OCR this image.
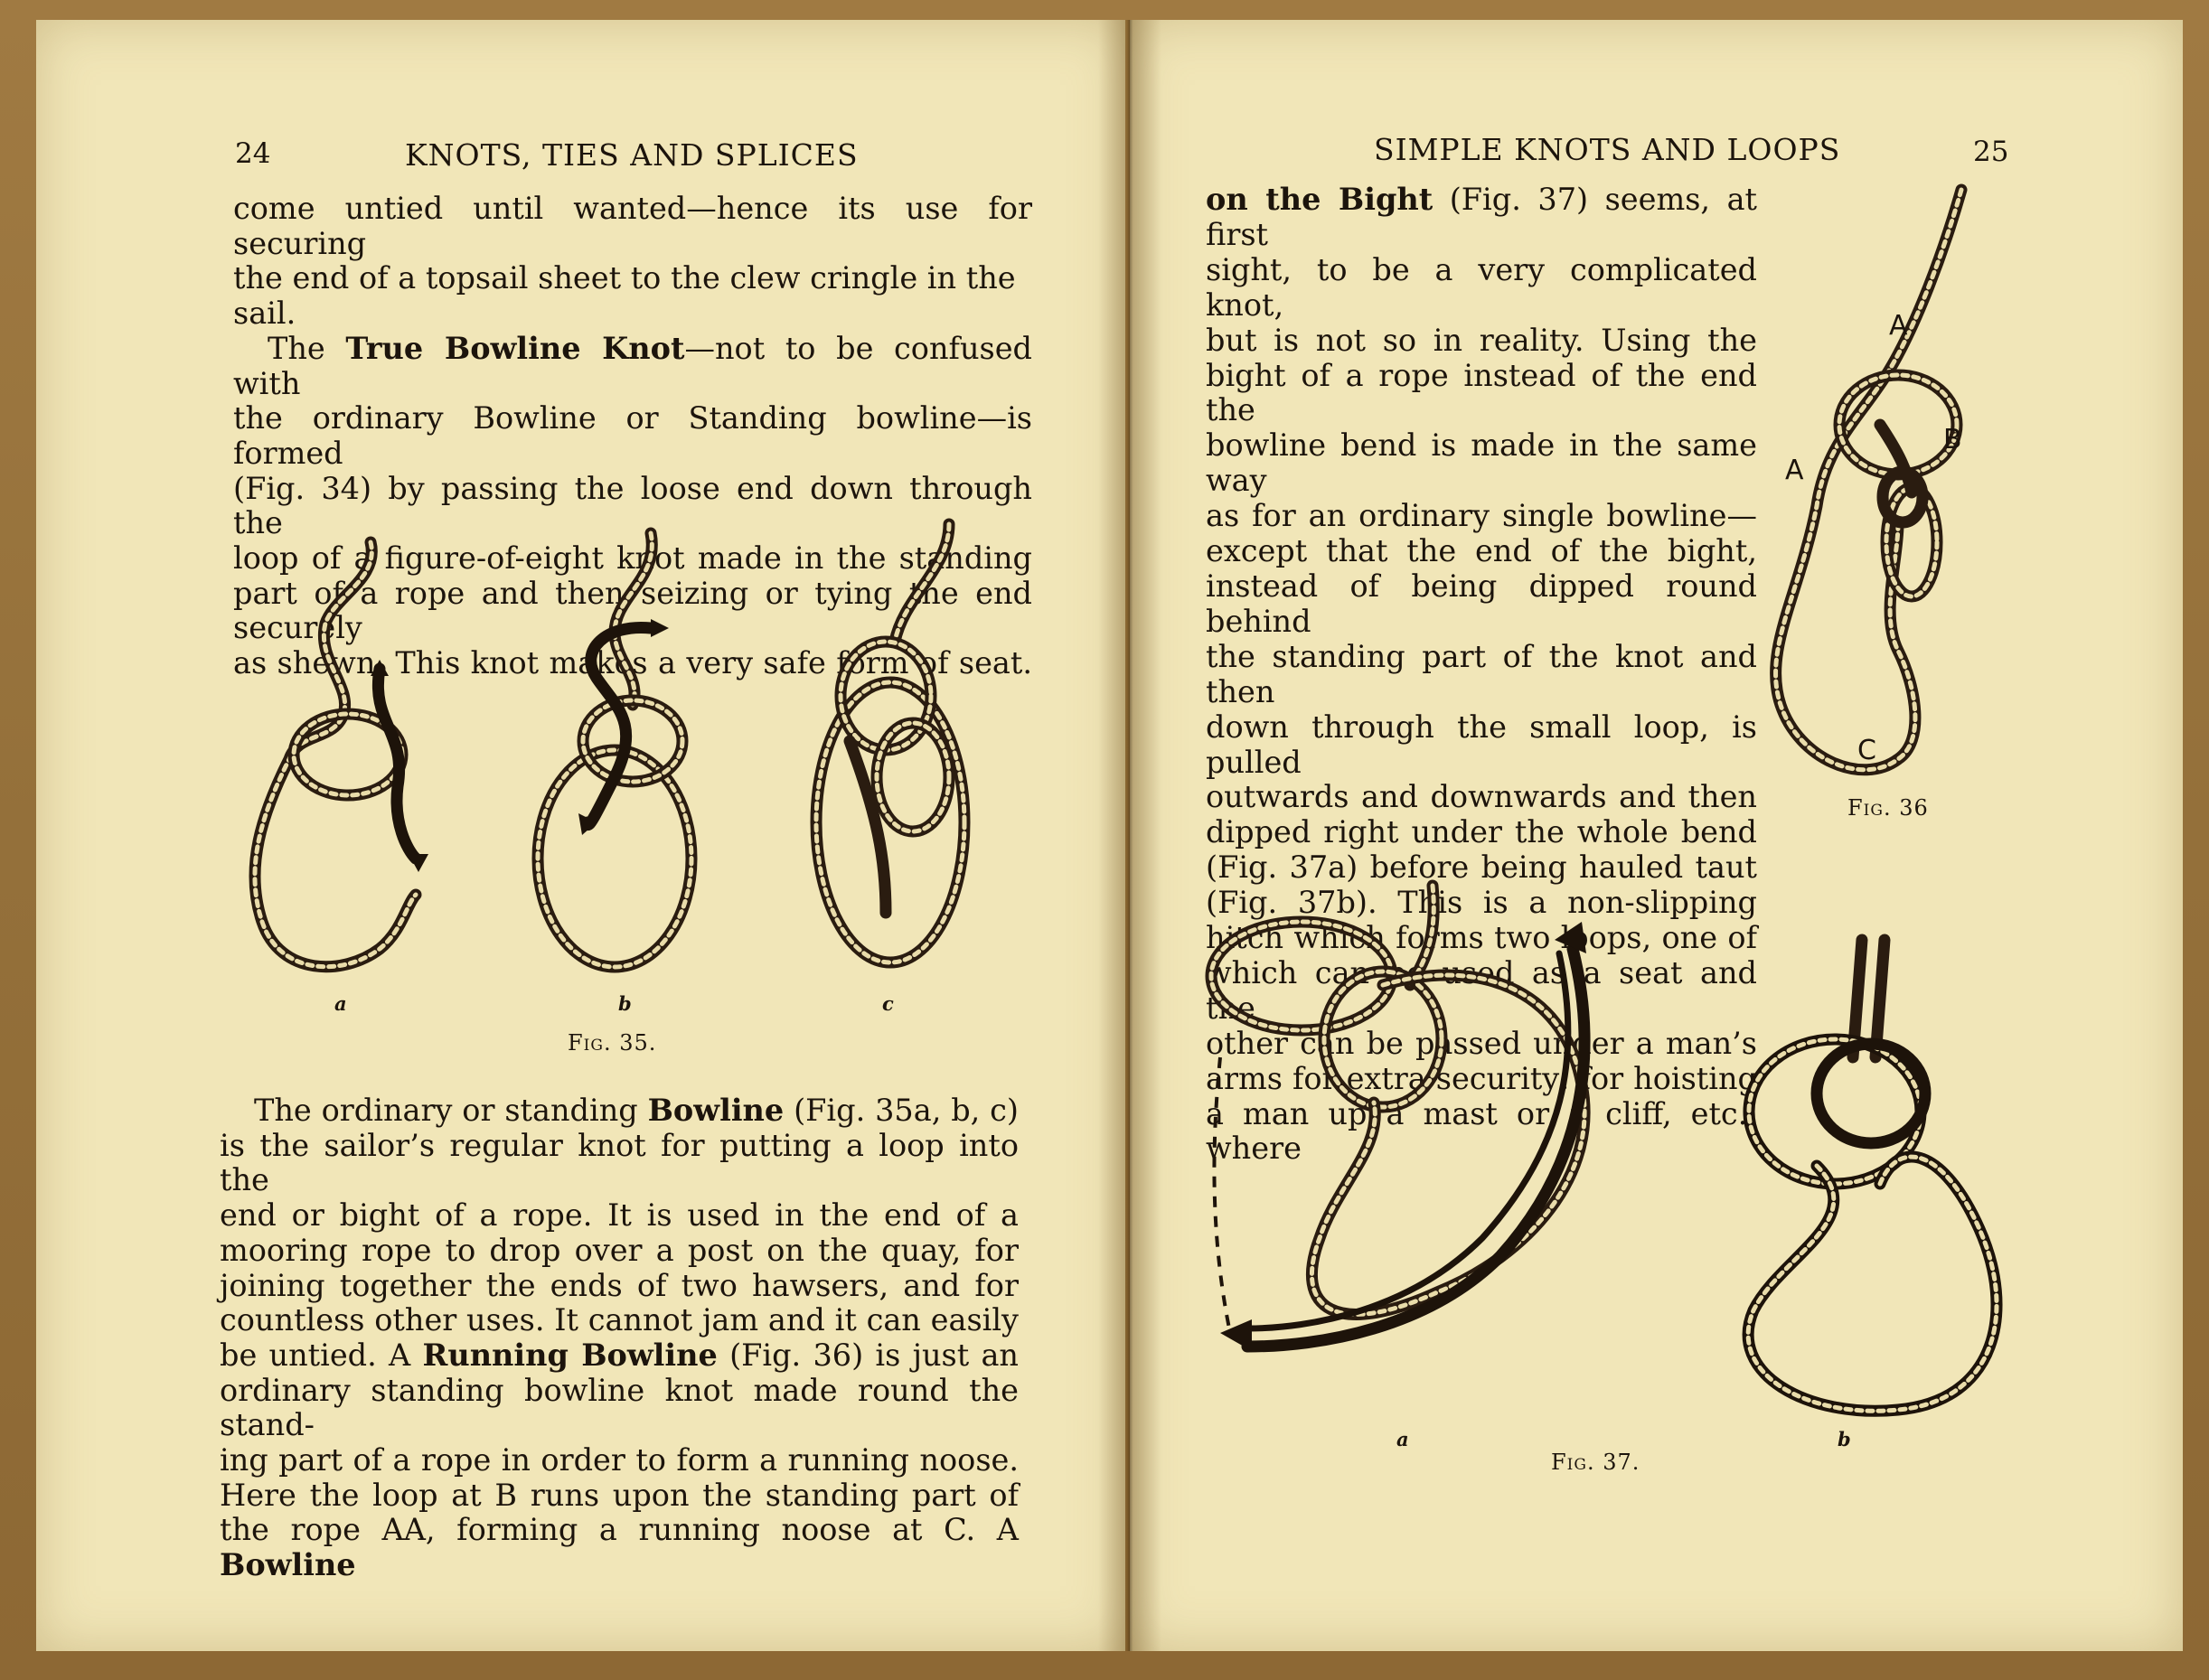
24	KNOTS, TIES AND SPLICES

come untied until wanted—hence its use for securing

the end of a topsail sheet to the clew cringle in the sail.

The True Bowline Knot—not to be confused with

the ordinary Bowline or Standing bowline—is formed

(Fig. 34) by passing the loose end down through the

loop of a figure-of-eight knot made in the standing

part of a rope and then seizing or tying the end securely

as shewn. This knot makes a very safe form of seat.

a	b	c
Fig. 35.

The ordinary or standing Bowline (Fig. 35a, b, c)

is the sailor’s regular knot for putting a loop into the

end or bight of a rope. It is used in the end of a

mooring rope to drop over a post on the quay, for

joining together the ends of two hawsers, and for

countless other uses. It cannot jam and it can easily

be untied. A Running Bowline (Fig. 36) is just an

ordinary standing bowline knot made round the stand-

ing part of a rope in order to form a running noose.

Here the loop at B runs upon the standing part of

the rope AA, forming a running noose at C. A Bowline

SIMPLE KNOTS AND LOOPS	25

on the Bight (Fig. 37) seems, at first

sight, to be a very complicated knot,

but is not so in reality. Using the

bight of a rope instead of the end the

bowline bend is made in the same way

as for an ordinary single bowline—

except that the end of the bight,

instead of being dipped round behind

the standing part of the knot and then

down through the small loop, is pulled

outwards and downwards and then

dipped right under the whole bend

(Fig. 37a) before being hauled taut

(Fig. 37b). This is a non-slipping

hitch which forms two loops, one of

which can be used as a seat and the

other can be passed under a man’s

arms for extra security: for hoisting

a man up a mast or a cliff, etc., where

A
A
B
C
Fig. 36
a	b
Fig. 37.
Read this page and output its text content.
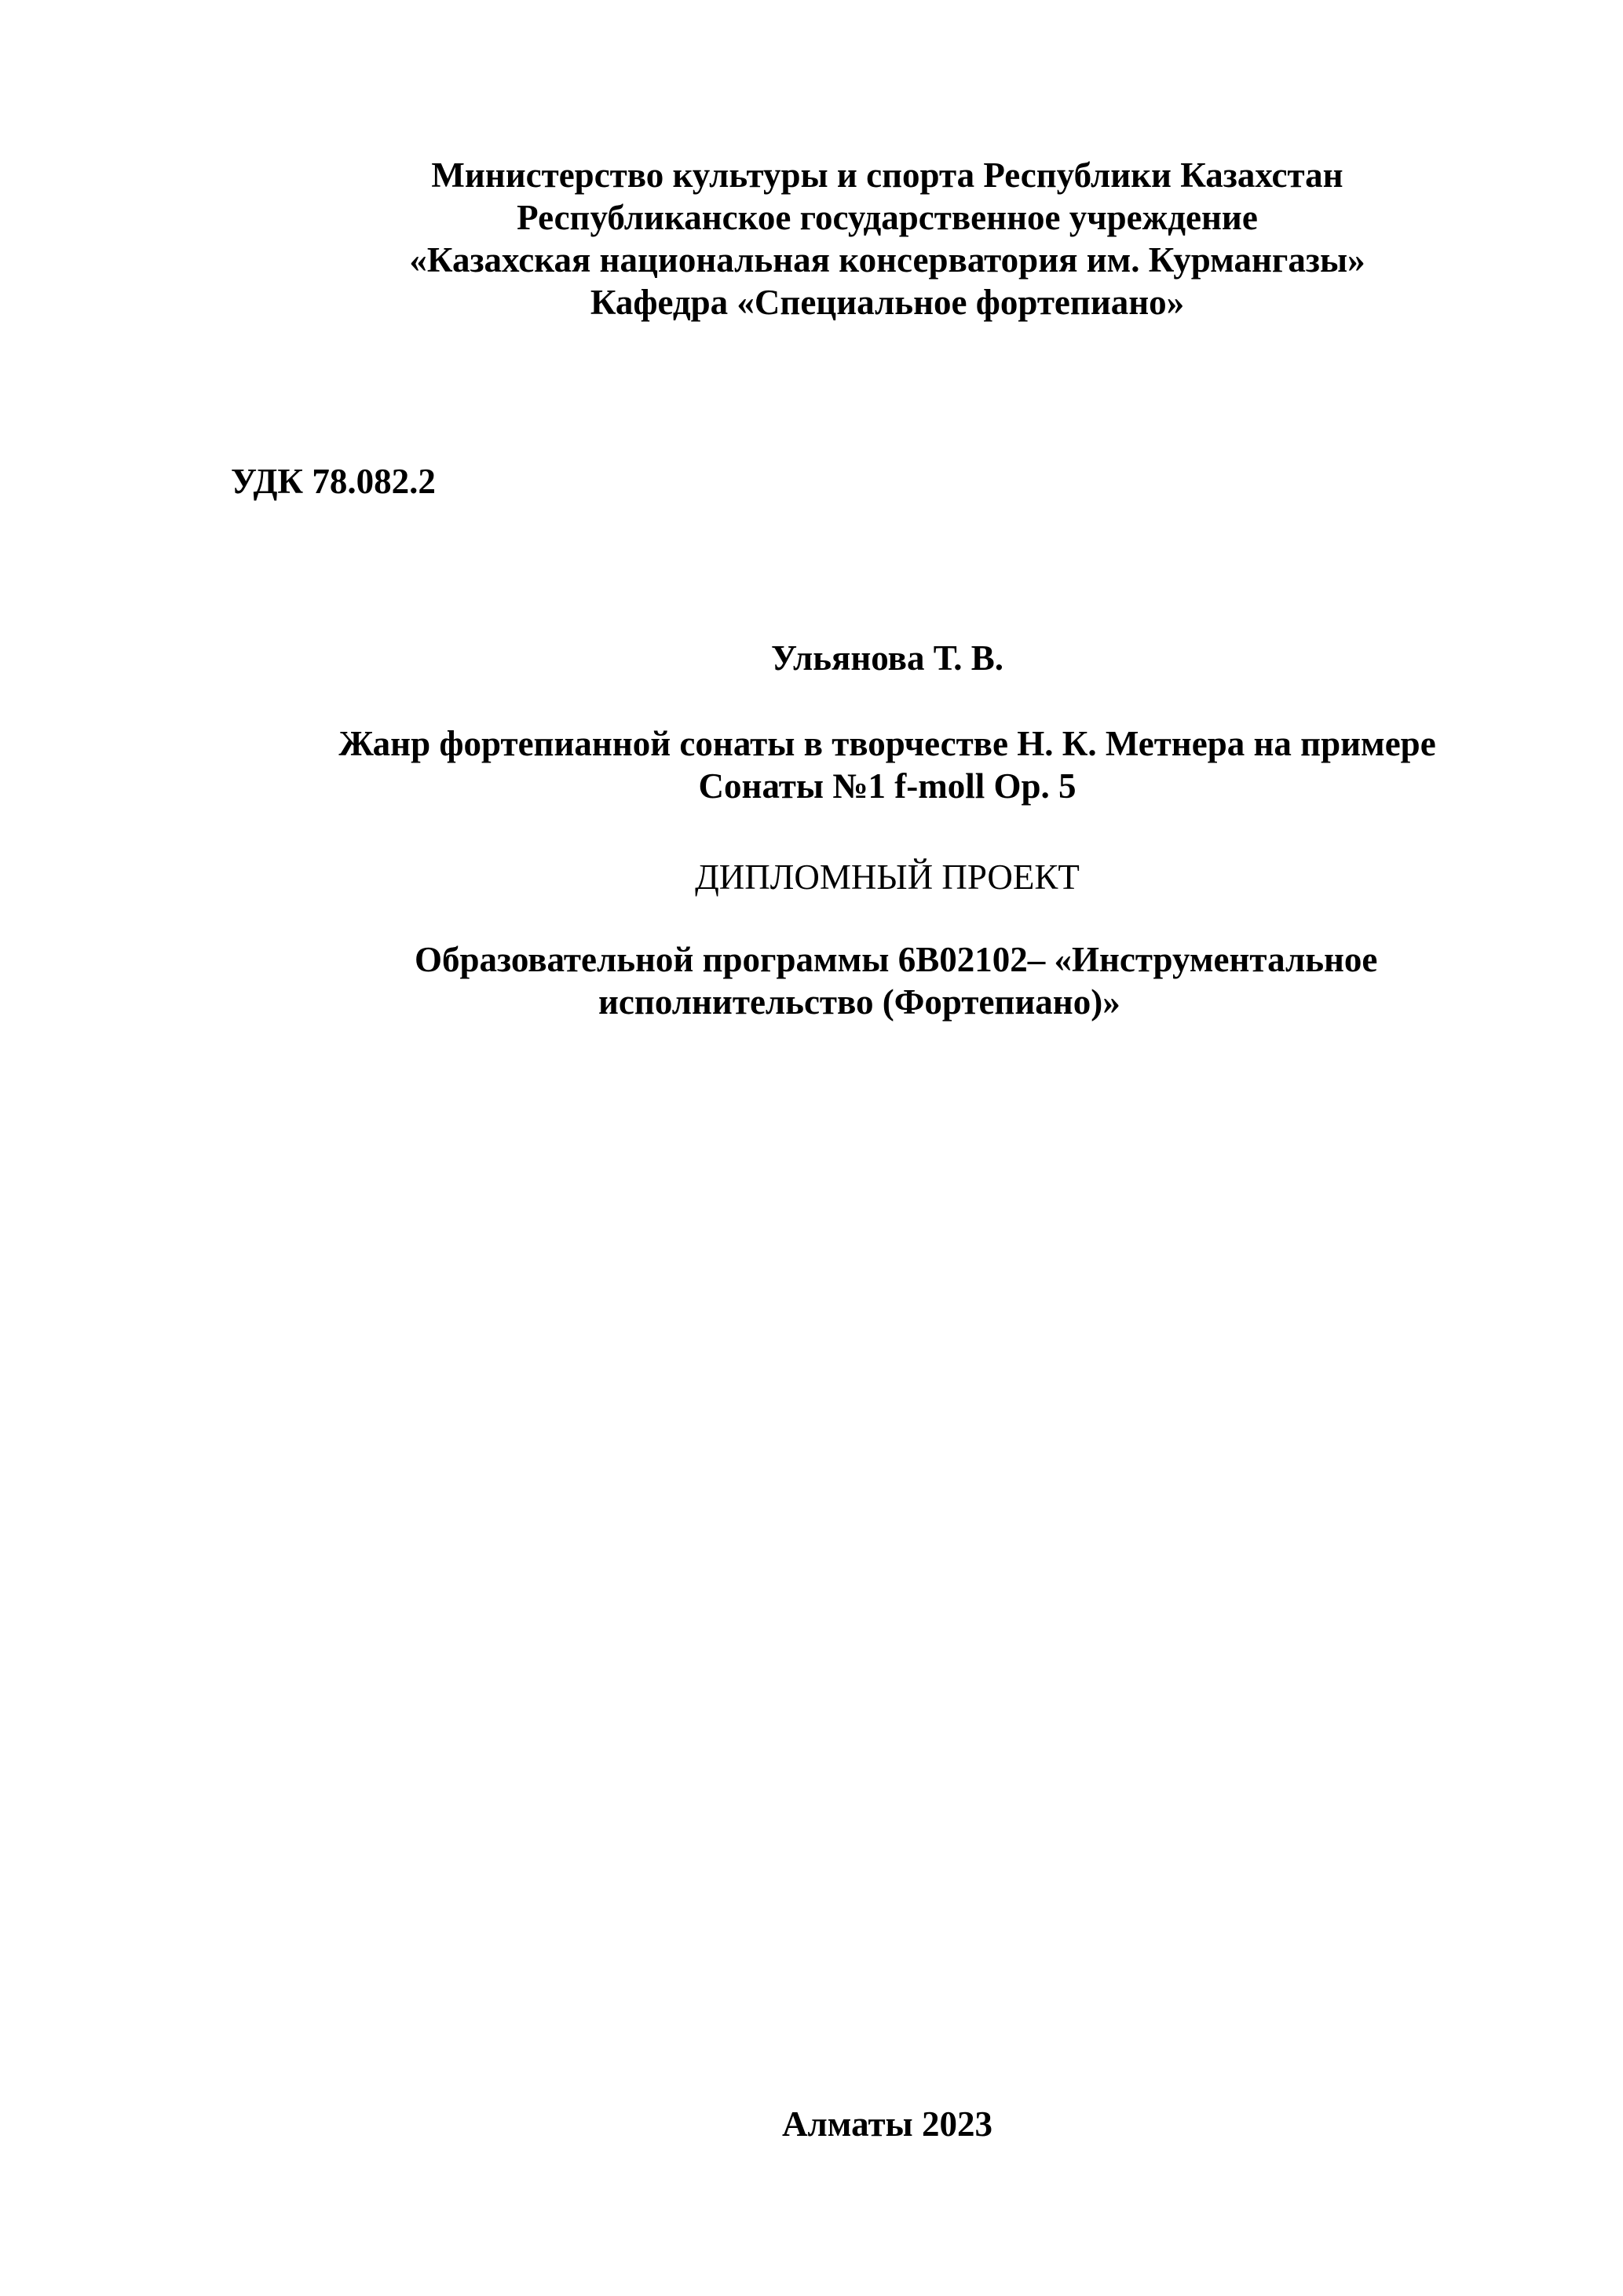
Министерство культуры и спорта Республики Казахстан
Республиканское государственное учреждение
«Казахская национальная консерватория им. Курмангазы»
Кафедра «Специальное фортепиано»
УДК 78.082.2
Ульянова Т. В.
Жанр фортепианной сонаты в творчестве Н. К. Метнера на примере
Сонаты №1 f-moll Op. 5
ДИПЛОМНЫЙ ПРОЕКТ
Образовательной программы 6В02102– «Инструментальное
исполнительство (Фортепиано)»
Алматы 2023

**Set exercise:** Give an exact copy of the material, leaving out every picture.

**Reply to the exercise:**
OCR this image.
24	KNOTS, TIES AND SPLICES

come untied until wanted—hence its use for securing

the end of a topsail sheet to the clew cringle in the sail.

The True Bowline Knot—not to be confused with

the ordinary Bowline or Standing bowline—is formed

(Fig. 34) by passing the loose end down through the

loop of a figure-of-eight knot made in the standing

part of a rope and then seizing or tying the end securely

as shewn. This knot makes a very safe form of seat.

a	b	c
Fig. 35.

The ordinary or standing Bowline (Fig. 35a, b, c)

is the sailor’s regular knot for putting a loop into the

end or bight of a rope. It is used in the end of a

mooring rope to drop over a post on the quay, for

joining together the ends of two hawsers, and for

countless other uses. It cannot jam and it can easily

be untied. A Running Bowline (Fig. 36) is just an

ordinary standing bowline knot made round the stand-

ing part of a rope in order to form a running noose.

Here the loop at B runs upon the standing part of

the rope AA, forming a running noose at C. A Bowline

SIMPLE KNOTS AND LOOPS	25

on the Bight (Fig. 37) seems, at first

sight, to be a very complicated knot,

but is not so in reality. Using the

bight of a rope instead of the end the

bowline bend is made in the same way

as for an ordinary single bowline—

except that the end of the bight,

instead of being dipped round behind

the standing part of the knot and then

down through the small loop, is pulled

outwards and downwards and then

dipped right under the whole bend

(Fig. 37a) before being hauled taut

(Fig. 37b). This is a non-slipping

hitch which forms two loops, one of

which can be used as a seat and the

other can be passed under a man’s

arms for extra security: for hoisting

a man up a mast or a cliff, etc., where

A
A
B
C
Fig. 36
a	b
Fig. 37.
Read this page and output its text content.
Министерство культуры и спорта Республики Казахстан
Республиканское государственное учреждение
«Казахская национальная консерватория им. Курмангазы»
Кафедра «Специальное фортепиано»
УДК 78.082.2
Ульянова Т. В.
Жанр фортепианной сонаты в творчестве Н. К. Метнера на примере
Сонаты №1 f-moll Op. 5
ДИПЛОМНЫЙ ПРОЕКТ
Образовательной программы 6В02102– «Инструментальное
исполнительство (Фортепиано)»
Алматы 2023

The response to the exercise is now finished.